## begin

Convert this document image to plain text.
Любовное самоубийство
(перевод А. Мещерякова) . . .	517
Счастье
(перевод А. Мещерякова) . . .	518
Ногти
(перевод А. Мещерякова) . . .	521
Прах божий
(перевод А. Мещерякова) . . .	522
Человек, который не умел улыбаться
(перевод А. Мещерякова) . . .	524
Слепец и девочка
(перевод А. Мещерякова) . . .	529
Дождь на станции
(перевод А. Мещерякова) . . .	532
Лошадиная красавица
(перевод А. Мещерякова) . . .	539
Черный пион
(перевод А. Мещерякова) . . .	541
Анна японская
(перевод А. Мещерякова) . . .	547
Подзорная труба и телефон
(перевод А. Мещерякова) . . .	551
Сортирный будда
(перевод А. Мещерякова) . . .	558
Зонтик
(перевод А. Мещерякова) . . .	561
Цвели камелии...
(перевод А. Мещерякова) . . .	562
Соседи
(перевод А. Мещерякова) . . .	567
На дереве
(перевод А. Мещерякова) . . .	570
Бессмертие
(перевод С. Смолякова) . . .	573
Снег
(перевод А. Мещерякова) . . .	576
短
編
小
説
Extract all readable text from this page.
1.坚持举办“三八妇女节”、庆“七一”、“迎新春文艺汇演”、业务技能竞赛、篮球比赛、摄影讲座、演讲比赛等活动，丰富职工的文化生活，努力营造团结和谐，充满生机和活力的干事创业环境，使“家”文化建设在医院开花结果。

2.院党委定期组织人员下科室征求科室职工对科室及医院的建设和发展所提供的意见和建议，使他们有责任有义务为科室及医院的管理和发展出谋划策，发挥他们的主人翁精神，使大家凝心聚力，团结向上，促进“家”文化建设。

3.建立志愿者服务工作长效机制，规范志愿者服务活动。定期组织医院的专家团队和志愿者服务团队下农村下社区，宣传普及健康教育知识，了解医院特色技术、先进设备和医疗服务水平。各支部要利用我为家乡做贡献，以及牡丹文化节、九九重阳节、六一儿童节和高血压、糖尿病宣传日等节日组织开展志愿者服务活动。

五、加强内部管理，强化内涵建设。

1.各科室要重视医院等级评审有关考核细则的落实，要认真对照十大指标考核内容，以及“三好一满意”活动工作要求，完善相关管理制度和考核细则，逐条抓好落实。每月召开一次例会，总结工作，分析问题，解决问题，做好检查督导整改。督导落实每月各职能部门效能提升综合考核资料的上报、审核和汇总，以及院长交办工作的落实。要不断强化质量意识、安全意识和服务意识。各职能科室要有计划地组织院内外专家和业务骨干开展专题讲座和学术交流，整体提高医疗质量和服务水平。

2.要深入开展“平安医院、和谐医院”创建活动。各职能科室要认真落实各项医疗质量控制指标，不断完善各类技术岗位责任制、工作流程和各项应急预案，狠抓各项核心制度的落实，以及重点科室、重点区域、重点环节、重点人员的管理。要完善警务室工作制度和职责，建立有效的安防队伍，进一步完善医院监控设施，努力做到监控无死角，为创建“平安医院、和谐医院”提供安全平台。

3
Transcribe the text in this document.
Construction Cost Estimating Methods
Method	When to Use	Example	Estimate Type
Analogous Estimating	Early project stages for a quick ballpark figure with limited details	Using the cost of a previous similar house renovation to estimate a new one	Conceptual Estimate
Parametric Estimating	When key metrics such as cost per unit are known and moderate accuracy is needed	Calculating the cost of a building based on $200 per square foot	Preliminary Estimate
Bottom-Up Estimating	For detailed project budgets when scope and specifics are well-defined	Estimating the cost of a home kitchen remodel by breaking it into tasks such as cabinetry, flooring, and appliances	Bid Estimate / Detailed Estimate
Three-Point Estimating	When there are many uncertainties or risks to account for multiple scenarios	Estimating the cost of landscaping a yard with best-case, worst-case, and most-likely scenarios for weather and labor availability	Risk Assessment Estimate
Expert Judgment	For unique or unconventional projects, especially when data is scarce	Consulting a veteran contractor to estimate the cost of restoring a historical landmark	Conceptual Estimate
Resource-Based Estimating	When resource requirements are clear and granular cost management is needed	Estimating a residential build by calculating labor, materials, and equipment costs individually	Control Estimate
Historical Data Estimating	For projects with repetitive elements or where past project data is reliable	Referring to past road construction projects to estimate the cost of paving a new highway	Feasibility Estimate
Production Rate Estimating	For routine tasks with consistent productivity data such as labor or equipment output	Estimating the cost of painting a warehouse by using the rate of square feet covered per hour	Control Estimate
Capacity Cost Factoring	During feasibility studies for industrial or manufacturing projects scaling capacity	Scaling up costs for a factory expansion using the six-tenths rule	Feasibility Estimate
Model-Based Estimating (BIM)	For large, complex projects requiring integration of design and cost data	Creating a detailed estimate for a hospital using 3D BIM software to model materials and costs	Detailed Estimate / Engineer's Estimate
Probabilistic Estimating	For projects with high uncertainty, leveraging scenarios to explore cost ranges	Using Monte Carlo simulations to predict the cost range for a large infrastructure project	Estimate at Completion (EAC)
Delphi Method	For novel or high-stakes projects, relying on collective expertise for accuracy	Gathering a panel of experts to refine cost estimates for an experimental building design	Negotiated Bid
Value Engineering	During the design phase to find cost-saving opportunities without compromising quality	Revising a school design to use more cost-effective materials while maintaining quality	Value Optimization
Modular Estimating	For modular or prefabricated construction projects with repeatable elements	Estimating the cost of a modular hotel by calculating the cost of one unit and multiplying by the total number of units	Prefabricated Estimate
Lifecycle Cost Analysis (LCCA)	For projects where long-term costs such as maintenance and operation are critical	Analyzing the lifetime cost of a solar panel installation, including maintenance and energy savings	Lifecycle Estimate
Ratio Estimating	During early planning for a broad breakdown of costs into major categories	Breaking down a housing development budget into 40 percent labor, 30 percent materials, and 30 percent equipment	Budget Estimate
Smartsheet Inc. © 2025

## end

[REQUEST]: Each line of the material should be echoed exactly.

[RESULT BELOW]:
Convert this document image to plain text.
Любовное самоубийство
(перевод А. Мещерякова) . . .	517
Счастье
(перевод А. Мещерякова) . . .	518
Ногти
(перевод А. Мещерякова) . . .	521
Прах божий
(перевод А. Мещерякова) . . .	522
Человек, который не умел улыбаться
(перевод А. Мещерякова) . . .	524
Слепец и девочка
(перевод А. Мещерякова) . . .	529
Дождь на станции
(перевод А. Мещерякова) . . .	532
Лошадиная красавица
(перевод А. Мещерякова) . . .	539
Черный пион
(перевод А. Мещерякова) . . .	541
Анна японская
(перевод А. Мещерякова) . . .	547
Подзорная труба и телефон
(перевод А. Мещерякова) . . .	551
Сортирный будда
(перевод А. Мещерякова) . . .	558
Зонтик
(перевод А. Мещерякова) . . .	561
Цвели камелии...
(перевод А. Мещерякова) . . .	562
Соседи
(перевод А. Мещерякова) . . .	567
На дереве
(перевод А. Мещерякова) . . .	570
Бессмертие
(перевод С. Смолякова) . . .	573
Снег
(перевод А. Мещерякова) . . .	576
短
編
小
説
Extract all readable text from this page.
1.坚持举办“三八妇女节”、庆“七一”、“迎新春文艺汇演”、业务技能竞赛、篮球比赛、摄影讲座、演讲比赛等活动，丰富职工的文化生活，努力营造团结和谐，充满生机和活力的干事创业环境，使“家”文化建设在医院开花结果。

2.院党委定期组织人员下科室征求科室职工对科室及医院的建设和发展所提供的意见和建议，使他们有责任有义务为科室及医院的管理和发展出谋划策，发挥他们的主人翁精神，使大家凝心聚力，团结向上，促进“家”文化建设。

3.建立志愿者服务工作长效机制，规范志愿者服务活动。定期组织医院的专家团队和志愿者服务团队下农村下社区，宣传普及健康教育知识，了解医院特色技术、先进设备和医疗服务水平。各支部要利用我为家乡做贡献，以及牡丹文化节、九九重阳节、六一儿童节和高血压、糖尿病宣传日等节日组织开展志愿者服务活动。

五、加强内部管理，强化内涵建设。

1.各科室要重视医院等级评审有关考核细则的落实，要认真对照十大指标考核内容，以及“三好一满意”活动工作要求，完善相关管理制度和考核细则，逐条抓好落实。每月召开一次例会，总结工作，分析问题，解决问题，做好检查督导整改。督导落实每月各职能部门效能提升综合考核资料的上报、审核和汇总，以及院长交办工作的落实。要不断强化质量意识、安全意识和服务意识。各职能科室要有计划地组织院内外专家和业务骨干开展专题讲座和学术交流，整体提高医疗质量和服务水平。

2.要深入开展“平安医院、和谐医院”创建活动。各职能科室要认真落实各项医疗质量控制指标，不断完善各类技术岗位责任制、工作流程和各项应急预案，狠抓各项核心制度的落实，以及重点科室、重点区域、重点环节、重点人员的管理。要完善警务室工作制度和职责，建立有效的安防队伍，进一步完善医院监控设施，努力做到监控无死角，为创建“平安医院、和谐医院”提供安全平台。

3
Transcribe the text in this document.
Construction Cost Estimating Methods
Method	When to Use	Example	Estimate Type
Analogous Estimating	Early project stages for a quick ballpark figure with limited details	Using the cost of a previous similar house renovation to estimate a new one	Conceptual Estimate
Parametric Estimating	When key metrics such as cost per unit are known and moderate accuracy is needed	Calculating the cost of a building based on $200 per square foot	Preliminary Estimate
Bottom-Up Estimating	For detailed project budgets when scope and specifics are well-defined	Estimating the cost of a home kitchen remodel by breaking it into tasks such as cabinetry, flooring, and appliances	Bid Estimate / Detailed Estimate
Three-Point Estimating	When there are many uncertainties or risks to account for multiple scenarios	Estimating the cost of landscaping a yard with best-case, worst-case, and most-likely scenarios for weather and labor availability	Risk Assessment Estimate
Expert Judgment	For unique or unconventional projects, especially when data is scarce	Consulting a veteran contractor to estimate the cost of restoring a historical landmark	Conceptual Estimate
Resource-Based Estimating	When resource requirements are clear and granular cost management is needed	Estimating a residential build by calculating labor, materials, and equipment costs individually	Control Estimate
Historical Data Estimating	For projects with repetitive elements or where past project data is reliable	Referring to past road construction projects to estimate the cost of paving a new highway	Feasibility Estimate
Production Rate Estimating	For routine tasks with consistent productivity data such as labor or equipment output	Estimating the cost of painting a warehouse by using the rate of square feet covered per hour	Control Estimate
Capacity Cost Factoring	During feasibility studies for industrial or manufacturing projects scaling capacity	Scaling up costs for a factory expansion using the six-tenths rule	Feasibility Estimate
Model-Based Estimating (BIM)	For large, complex projects requiring integration of design and cost data	Creating a detailed estimate for a hospital using 3D BIM software to model materials and costs	Detailed Estimate / Engineer's Estimate
Probabilistic Estimating	For projects with high uncertainty, leveraging scenarios to explore cost ranges	Using Monte Carlo simulations to predict the cost range for a large infrastructure project	Estimate at Completion (EAC)
Delphi Method	For novel or high-stakes projects, relying on collective expertise for accuracy	Gathering a panel of experts to refine cost estimates for an experimental building design	Negotiated Bid
Value Engineering	During the design phase to find cost-saving opportunities without compromising quality	Revising a school design to use more cost-effective materials while maintaining quality	Value Optimization
Modular Estimating	For modular or prefabricated construction projects with repeatable elements	Estimating the cost of a modular hotel by calculating the cost of one unit and multiplying by the total number of units	Prefabricated Estimate
Lifecycle Cost Analysis (LCCA)	For projects where long-term costs such as maintenance and operation are critical	Analyzing the lifetime cost of a solar panel installation, including maintenance and energy savings	Lifecycle Estimate
Ratio Estimating	During early planning for a broad breakdown of costs into major categories	Breaking down a housing development budget into 40 percent labor, 30 percent materials, and 30 percent equipment	Budget Estimate
Smartsheet Inc. © 2025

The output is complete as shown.